REQUIRED WORK — Only the number is wanted: count the lines in the data with "Carboidrati" in them.

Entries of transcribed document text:
********
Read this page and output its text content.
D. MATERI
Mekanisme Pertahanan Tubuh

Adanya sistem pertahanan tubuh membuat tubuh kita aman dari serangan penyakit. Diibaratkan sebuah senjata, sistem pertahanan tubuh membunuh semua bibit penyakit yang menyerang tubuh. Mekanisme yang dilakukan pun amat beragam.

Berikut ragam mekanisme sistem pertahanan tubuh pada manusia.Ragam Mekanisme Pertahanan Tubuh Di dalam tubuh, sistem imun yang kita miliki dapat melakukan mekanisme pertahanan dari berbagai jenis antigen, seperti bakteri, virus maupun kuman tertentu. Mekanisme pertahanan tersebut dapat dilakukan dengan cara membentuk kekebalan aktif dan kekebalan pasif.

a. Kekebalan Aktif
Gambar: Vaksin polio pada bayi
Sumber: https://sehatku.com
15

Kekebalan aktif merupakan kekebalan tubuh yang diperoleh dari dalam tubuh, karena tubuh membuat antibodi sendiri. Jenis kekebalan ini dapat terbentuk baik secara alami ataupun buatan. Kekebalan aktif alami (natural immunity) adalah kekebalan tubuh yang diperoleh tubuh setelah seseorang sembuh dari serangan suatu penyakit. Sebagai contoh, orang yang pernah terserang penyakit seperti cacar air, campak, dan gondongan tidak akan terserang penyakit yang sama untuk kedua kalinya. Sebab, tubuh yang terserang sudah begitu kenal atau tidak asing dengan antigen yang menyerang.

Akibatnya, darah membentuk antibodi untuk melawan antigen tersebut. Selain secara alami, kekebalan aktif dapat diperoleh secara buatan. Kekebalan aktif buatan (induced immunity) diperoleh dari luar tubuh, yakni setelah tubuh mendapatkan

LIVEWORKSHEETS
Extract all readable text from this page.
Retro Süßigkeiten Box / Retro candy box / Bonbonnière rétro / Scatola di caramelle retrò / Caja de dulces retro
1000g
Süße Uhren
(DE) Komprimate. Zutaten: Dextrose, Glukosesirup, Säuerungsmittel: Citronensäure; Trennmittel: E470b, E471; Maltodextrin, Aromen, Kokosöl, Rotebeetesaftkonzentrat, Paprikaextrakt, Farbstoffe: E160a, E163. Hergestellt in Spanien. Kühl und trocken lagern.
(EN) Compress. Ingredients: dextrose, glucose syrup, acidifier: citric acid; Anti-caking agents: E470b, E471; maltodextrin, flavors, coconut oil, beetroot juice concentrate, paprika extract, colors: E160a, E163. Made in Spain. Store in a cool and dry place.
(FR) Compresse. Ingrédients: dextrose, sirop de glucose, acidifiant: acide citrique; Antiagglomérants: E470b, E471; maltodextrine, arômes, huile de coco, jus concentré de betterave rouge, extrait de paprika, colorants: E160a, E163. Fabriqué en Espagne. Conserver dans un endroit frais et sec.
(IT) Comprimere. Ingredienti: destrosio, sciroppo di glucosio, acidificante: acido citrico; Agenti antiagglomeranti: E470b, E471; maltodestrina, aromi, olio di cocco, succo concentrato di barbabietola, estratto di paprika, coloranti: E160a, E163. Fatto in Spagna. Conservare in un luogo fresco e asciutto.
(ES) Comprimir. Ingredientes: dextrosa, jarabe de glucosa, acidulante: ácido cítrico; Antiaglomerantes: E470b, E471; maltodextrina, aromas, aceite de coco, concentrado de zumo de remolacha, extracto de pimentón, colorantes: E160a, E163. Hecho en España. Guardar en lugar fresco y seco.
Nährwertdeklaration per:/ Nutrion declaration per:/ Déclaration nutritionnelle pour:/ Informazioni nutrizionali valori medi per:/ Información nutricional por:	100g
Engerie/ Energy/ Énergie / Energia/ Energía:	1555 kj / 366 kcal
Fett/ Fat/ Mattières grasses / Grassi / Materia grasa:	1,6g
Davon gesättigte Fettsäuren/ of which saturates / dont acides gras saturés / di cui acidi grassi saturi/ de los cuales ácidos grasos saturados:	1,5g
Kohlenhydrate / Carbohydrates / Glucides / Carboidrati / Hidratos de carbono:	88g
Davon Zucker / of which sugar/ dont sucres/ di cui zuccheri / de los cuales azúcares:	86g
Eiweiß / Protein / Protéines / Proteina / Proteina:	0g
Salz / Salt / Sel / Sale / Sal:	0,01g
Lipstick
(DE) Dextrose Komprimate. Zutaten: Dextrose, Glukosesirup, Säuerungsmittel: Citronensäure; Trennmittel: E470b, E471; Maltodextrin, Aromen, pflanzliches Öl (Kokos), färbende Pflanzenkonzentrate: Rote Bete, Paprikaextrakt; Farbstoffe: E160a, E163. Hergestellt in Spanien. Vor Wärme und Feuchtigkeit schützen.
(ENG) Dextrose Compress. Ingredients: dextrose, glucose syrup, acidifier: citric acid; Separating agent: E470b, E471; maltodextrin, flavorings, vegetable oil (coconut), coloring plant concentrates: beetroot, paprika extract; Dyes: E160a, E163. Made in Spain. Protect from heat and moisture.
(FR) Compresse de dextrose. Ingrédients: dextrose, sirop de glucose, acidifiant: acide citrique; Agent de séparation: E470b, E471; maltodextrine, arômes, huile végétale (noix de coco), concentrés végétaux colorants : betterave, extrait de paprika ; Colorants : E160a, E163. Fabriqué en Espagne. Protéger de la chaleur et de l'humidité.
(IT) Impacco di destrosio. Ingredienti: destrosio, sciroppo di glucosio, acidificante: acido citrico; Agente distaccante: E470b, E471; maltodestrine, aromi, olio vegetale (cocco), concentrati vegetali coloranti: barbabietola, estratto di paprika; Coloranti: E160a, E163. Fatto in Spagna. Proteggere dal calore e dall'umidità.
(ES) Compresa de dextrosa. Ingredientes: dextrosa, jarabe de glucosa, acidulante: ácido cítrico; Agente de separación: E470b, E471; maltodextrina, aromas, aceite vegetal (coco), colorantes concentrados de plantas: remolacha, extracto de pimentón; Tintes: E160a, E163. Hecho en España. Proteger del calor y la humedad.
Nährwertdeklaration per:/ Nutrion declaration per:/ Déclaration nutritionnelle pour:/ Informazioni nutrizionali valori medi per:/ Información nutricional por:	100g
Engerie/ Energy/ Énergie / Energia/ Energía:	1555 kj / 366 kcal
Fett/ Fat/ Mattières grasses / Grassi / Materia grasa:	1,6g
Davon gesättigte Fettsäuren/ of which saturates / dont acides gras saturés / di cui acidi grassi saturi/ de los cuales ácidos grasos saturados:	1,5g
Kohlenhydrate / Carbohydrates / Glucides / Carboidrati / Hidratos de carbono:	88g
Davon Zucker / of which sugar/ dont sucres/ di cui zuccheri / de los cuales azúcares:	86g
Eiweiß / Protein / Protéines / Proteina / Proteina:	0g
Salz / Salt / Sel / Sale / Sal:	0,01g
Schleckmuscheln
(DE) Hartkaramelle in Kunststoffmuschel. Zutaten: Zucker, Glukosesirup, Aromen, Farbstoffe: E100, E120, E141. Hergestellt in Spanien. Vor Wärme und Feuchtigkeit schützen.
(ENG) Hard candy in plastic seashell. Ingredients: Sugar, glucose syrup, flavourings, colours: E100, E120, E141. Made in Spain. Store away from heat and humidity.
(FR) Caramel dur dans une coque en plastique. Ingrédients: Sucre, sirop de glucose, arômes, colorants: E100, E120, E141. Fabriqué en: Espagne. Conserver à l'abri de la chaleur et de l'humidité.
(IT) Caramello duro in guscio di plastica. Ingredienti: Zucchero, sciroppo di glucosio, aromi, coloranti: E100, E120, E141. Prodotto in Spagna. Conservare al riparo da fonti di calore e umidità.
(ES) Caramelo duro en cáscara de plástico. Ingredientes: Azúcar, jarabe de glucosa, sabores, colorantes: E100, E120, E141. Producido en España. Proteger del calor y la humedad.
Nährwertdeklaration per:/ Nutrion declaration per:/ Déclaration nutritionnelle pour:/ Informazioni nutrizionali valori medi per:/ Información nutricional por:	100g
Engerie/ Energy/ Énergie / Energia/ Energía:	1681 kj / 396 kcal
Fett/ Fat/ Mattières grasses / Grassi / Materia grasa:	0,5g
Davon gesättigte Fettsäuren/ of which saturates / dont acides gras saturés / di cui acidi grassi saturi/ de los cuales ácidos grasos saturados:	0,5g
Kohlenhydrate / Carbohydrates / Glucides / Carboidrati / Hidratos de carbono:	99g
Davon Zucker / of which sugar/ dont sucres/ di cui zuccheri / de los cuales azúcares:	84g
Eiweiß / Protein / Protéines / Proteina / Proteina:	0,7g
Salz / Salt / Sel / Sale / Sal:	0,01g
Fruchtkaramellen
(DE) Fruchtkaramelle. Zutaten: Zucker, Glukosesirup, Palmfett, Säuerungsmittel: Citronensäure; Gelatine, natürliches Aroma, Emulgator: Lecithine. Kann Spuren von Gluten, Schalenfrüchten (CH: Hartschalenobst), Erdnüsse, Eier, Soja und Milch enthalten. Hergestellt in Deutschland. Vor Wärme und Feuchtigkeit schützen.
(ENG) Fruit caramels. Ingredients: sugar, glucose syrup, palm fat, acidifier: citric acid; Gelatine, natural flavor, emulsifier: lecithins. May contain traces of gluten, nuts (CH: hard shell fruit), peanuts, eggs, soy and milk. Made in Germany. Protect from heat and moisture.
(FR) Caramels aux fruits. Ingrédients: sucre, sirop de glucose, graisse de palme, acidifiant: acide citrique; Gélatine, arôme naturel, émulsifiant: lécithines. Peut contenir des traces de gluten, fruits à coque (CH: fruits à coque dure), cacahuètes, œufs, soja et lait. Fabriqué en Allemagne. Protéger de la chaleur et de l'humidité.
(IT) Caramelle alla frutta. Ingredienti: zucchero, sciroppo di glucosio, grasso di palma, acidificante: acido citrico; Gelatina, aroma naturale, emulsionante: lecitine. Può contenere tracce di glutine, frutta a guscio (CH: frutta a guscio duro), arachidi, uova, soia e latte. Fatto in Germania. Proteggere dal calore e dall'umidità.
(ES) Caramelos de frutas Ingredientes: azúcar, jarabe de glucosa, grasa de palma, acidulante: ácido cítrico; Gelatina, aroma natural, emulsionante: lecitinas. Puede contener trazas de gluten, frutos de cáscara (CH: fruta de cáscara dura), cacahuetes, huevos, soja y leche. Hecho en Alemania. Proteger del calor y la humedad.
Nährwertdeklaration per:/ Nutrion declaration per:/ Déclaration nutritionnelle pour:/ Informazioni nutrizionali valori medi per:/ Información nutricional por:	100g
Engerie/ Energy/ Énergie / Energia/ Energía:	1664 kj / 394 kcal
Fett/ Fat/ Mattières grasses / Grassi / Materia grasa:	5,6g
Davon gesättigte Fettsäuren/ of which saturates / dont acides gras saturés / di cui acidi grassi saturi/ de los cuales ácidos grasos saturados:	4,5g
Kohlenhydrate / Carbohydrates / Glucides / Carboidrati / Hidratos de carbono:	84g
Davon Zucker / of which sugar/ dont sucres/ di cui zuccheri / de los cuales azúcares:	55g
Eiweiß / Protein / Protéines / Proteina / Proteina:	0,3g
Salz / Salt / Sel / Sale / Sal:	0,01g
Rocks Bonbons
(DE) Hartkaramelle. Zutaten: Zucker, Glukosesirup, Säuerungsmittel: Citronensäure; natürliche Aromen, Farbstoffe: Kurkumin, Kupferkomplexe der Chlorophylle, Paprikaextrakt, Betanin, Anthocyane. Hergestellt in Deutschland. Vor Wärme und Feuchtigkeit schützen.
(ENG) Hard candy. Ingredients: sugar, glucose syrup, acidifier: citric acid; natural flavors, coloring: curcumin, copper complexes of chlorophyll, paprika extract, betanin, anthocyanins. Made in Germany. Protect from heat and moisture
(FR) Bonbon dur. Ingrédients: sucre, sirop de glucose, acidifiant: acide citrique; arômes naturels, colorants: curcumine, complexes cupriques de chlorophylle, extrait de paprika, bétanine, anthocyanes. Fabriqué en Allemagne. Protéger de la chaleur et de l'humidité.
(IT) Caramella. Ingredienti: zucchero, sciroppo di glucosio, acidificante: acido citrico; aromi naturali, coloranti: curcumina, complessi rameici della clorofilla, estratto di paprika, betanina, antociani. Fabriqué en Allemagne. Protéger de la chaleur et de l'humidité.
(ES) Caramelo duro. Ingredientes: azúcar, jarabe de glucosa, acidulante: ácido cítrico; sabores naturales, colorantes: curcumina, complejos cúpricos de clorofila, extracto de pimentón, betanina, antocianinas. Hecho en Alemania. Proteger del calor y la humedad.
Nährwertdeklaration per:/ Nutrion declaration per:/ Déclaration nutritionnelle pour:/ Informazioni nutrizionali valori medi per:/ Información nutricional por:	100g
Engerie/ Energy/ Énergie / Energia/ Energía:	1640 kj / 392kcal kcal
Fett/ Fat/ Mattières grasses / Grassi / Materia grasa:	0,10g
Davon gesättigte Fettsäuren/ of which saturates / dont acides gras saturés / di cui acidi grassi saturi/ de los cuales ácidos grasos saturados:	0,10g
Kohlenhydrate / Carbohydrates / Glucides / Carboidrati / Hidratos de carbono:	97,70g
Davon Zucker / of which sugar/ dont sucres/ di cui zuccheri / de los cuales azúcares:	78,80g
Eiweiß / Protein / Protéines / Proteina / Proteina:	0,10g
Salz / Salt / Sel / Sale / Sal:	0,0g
********
REPLY TO THE EXERCISE — 5